_EXERCISE OBJECTIVE_
From the listing below, pull out every line where the string "Mühlenbruch" appears.

━━━━━ STORED RECORDS

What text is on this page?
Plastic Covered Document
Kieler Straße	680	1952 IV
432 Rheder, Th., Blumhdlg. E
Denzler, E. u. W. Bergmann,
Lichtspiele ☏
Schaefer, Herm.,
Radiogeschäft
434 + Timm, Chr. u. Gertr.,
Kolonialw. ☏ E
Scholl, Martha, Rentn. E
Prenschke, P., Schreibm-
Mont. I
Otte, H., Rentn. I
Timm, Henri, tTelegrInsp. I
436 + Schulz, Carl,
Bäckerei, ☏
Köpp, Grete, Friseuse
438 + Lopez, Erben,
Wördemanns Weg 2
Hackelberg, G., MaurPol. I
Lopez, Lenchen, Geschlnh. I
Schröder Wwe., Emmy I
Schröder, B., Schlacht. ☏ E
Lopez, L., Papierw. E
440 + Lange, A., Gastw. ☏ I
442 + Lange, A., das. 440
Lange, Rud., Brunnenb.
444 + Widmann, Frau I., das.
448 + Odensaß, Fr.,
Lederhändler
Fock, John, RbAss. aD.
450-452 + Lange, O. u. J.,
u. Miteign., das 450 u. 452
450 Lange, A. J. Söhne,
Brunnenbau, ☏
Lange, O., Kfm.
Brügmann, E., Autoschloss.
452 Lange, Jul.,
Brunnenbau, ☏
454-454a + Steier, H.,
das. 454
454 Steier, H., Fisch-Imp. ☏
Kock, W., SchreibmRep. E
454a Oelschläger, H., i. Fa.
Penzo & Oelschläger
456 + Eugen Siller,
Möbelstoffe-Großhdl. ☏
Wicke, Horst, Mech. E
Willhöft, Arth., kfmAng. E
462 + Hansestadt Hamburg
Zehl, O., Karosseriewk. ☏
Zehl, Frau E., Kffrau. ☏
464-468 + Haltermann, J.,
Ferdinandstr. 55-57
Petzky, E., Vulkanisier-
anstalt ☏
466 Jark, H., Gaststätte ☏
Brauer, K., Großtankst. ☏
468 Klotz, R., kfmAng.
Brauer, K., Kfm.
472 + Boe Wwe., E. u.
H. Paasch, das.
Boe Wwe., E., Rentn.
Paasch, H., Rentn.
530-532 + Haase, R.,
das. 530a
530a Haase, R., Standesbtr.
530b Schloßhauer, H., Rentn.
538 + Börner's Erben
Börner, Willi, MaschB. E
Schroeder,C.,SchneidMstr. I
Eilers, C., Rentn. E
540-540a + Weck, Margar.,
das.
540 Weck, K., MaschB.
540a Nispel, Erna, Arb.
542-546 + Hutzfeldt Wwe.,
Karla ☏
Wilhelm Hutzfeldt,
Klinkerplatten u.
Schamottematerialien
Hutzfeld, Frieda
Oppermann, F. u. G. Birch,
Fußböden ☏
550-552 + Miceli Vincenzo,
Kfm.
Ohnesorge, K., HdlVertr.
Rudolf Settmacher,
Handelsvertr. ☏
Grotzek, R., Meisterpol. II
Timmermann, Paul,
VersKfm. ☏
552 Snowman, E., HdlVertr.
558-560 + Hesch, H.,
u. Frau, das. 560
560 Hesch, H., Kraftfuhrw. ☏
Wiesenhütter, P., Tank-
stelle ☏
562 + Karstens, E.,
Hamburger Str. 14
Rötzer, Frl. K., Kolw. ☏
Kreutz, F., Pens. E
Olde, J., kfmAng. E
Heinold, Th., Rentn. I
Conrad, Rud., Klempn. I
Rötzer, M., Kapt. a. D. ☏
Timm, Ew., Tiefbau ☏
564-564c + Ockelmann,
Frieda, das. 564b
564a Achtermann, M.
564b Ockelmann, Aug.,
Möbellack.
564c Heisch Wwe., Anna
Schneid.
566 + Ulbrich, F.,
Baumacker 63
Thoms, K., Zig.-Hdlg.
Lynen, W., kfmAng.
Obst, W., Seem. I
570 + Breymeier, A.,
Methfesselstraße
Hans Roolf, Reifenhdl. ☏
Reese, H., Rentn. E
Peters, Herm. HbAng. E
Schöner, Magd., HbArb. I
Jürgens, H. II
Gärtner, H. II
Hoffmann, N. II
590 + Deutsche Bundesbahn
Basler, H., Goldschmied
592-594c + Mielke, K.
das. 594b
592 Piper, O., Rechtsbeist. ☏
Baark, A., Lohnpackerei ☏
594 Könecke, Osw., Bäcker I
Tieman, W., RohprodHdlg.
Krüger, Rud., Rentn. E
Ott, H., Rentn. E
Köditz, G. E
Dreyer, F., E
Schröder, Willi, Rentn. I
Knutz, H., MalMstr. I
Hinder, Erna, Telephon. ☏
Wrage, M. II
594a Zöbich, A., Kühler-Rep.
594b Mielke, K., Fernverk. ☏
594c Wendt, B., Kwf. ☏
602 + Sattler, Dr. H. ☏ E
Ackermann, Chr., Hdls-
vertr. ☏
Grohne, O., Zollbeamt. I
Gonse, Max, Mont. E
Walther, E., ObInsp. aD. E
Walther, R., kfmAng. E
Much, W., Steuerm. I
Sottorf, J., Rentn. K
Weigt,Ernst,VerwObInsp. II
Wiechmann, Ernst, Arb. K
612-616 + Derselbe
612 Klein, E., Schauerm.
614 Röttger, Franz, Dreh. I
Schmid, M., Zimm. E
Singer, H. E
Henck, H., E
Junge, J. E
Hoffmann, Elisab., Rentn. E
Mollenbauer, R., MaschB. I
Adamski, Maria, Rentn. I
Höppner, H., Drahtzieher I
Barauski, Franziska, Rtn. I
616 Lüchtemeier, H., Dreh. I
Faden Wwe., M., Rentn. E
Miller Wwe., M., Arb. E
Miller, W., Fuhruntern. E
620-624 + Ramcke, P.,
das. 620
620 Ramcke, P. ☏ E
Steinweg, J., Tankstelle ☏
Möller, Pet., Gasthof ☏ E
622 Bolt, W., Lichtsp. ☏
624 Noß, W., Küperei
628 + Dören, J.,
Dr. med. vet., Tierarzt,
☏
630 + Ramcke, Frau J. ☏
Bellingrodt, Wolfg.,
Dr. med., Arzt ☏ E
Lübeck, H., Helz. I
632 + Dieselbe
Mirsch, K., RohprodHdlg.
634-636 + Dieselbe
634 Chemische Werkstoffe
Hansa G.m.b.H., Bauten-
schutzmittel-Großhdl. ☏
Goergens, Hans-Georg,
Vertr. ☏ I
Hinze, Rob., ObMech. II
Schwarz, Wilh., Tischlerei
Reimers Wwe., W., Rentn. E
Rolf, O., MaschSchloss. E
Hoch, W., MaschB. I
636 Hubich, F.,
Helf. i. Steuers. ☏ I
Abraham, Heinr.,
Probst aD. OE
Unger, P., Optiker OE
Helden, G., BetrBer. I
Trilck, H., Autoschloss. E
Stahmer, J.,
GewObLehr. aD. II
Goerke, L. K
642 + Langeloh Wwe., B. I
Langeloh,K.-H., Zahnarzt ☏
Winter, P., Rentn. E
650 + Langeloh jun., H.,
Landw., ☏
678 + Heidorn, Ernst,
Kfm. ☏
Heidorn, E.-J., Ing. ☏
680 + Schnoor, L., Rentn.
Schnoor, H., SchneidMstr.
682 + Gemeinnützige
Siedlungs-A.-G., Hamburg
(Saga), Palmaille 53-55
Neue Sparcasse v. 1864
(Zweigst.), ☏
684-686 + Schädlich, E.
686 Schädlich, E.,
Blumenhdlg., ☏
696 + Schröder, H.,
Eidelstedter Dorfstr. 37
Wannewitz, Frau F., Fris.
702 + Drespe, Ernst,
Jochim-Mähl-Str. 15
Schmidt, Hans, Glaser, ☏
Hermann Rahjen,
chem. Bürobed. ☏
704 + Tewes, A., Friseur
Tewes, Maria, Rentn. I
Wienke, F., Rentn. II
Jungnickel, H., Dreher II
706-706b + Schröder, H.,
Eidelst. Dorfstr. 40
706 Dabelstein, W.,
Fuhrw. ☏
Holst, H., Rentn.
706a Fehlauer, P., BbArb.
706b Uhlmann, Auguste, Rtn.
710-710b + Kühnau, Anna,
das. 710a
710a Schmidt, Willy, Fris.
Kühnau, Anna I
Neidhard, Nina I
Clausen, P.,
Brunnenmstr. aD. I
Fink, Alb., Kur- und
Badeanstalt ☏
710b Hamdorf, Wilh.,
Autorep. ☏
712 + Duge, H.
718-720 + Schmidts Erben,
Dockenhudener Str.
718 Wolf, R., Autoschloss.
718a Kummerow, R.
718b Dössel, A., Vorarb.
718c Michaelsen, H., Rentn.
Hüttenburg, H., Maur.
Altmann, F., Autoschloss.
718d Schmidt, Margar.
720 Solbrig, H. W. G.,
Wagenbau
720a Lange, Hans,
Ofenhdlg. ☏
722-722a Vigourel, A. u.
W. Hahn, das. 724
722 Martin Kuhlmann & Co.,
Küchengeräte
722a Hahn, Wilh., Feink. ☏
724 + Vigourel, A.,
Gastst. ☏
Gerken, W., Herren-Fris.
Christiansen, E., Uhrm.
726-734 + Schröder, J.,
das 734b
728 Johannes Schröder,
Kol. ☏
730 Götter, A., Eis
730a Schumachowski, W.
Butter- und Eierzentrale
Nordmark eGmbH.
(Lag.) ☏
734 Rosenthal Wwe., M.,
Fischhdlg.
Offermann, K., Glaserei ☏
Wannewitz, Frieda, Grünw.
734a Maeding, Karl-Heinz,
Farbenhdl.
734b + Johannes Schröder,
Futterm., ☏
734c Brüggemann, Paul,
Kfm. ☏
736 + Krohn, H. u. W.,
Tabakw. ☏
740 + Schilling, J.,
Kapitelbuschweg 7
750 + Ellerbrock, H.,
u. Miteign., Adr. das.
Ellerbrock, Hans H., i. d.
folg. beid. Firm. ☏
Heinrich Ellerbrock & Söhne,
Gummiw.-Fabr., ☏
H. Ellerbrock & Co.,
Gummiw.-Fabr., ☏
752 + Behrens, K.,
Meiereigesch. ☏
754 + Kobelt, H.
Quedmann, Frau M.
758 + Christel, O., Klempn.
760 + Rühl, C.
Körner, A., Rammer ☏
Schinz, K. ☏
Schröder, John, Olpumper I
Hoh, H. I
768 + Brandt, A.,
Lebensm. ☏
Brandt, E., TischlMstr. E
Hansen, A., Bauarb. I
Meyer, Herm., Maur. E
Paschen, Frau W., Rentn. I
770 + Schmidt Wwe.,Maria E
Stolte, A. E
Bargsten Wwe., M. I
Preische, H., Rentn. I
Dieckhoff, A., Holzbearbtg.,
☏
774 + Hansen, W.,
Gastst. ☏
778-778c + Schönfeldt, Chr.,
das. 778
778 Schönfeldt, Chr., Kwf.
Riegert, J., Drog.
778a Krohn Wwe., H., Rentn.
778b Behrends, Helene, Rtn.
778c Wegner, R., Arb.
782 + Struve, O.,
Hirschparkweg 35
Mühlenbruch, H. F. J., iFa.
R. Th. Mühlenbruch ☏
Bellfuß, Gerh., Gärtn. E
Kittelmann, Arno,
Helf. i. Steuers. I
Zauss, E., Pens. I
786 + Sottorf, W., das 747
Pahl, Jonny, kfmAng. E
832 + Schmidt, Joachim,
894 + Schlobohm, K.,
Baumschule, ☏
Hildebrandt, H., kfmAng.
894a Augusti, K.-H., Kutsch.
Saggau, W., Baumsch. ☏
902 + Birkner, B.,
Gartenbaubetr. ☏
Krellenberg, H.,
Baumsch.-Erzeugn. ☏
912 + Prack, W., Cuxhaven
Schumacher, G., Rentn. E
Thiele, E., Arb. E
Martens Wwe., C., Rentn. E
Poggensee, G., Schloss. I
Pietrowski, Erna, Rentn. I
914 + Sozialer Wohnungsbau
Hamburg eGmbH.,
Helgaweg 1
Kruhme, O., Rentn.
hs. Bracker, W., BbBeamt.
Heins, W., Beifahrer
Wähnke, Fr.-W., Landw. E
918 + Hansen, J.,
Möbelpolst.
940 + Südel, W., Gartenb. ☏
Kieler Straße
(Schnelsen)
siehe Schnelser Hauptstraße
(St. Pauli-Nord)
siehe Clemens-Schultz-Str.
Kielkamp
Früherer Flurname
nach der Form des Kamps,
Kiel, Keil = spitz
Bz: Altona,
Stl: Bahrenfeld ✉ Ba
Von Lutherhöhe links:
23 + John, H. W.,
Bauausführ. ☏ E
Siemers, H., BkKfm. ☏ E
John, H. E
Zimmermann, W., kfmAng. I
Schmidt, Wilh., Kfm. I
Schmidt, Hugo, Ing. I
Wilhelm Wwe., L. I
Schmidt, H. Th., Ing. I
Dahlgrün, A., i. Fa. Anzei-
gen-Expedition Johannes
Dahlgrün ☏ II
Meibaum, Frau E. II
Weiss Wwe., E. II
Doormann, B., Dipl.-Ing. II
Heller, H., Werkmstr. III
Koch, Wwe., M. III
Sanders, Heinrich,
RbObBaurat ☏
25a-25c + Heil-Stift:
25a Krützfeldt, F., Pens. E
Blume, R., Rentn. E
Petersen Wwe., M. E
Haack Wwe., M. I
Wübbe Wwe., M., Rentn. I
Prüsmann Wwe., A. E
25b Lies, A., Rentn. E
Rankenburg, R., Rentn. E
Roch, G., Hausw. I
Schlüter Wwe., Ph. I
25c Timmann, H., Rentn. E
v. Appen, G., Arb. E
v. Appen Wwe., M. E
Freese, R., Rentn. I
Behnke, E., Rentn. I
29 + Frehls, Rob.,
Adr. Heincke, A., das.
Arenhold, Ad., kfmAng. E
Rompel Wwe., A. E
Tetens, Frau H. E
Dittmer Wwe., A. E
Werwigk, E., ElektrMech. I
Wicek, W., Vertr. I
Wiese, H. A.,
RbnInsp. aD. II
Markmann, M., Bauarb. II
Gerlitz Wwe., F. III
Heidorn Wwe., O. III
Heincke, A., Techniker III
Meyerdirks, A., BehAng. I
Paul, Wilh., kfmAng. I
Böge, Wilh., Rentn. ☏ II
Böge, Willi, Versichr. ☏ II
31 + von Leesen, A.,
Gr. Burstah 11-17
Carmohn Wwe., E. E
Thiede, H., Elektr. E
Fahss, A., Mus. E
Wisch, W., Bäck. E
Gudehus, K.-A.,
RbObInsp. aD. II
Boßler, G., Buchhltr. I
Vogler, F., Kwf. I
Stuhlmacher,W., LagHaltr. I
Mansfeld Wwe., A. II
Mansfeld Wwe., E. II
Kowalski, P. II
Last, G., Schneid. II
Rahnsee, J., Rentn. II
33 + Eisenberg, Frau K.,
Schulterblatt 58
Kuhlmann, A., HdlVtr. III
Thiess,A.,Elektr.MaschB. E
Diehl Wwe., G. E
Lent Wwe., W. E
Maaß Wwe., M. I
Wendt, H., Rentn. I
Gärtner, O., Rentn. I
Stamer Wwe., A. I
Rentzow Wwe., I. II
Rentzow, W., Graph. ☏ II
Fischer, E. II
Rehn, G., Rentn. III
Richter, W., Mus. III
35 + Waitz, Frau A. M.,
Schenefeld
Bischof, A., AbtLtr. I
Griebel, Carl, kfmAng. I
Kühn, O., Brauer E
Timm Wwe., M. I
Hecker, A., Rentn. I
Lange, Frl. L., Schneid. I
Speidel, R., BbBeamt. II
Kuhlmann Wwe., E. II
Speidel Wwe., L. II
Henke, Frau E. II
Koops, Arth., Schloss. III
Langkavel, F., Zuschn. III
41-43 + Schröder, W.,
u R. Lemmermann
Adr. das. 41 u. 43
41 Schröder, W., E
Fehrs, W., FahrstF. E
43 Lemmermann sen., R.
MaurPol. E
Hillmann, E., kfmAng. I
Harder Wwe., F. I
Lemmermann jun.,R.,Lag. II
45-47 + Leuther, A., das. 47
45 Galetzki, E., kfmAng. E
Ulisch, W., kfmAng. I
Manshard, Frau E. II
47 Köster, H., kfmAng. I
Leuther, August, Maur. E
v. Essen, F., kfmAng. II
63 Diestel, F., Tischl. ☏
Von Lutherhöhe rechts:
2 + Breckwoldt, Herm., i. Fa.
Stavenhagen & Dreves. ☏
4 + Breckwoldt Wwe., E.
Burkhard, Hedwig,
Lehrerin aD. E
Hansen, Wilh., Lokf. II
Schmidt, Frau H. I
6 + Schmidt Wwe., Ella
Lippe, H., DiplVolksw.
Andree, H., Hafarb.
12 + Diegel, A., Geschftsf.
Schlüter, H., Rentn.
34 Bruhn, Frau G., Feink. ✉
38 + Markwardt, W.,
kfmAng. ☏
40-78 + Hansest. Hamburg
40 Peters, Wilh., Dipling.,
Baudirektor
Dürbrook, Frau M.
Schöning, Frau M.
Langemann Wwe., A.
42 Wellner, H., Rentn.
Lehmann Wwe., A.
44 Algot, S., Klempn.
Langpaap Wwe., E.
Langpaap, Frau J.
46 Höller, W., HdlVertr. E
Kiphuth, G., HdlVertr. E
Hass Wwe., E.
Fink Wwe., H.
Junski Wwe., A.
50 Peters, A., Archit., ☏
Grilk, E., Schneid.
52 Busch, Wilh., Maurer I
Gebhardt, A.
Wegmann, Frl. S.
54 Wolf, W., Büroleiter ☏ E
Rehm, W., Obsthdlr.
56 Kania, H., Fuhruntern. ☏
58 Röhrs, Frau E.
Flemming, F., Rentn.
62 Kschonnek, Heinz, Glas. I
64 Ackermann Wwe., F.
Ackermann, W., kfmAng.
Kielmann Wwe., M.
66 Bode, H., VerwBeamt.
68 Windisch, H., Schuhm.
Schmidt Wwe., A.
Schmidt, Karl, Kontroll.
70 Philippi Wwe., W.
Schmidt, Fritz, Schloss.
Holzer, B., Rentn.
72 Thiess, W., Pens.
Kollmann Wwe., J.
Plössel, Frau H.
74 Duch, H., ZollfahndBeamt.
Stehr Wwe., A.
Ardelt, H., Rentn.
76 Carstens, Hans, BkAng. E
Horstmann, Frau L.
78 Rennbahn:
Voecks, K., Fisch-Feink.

━━━━━━━━━━

_RESULT FOR THIS EXERCISE_
Mühlenbruch, H. F. J., iFa.
R. Th. Mühlenbruch ☏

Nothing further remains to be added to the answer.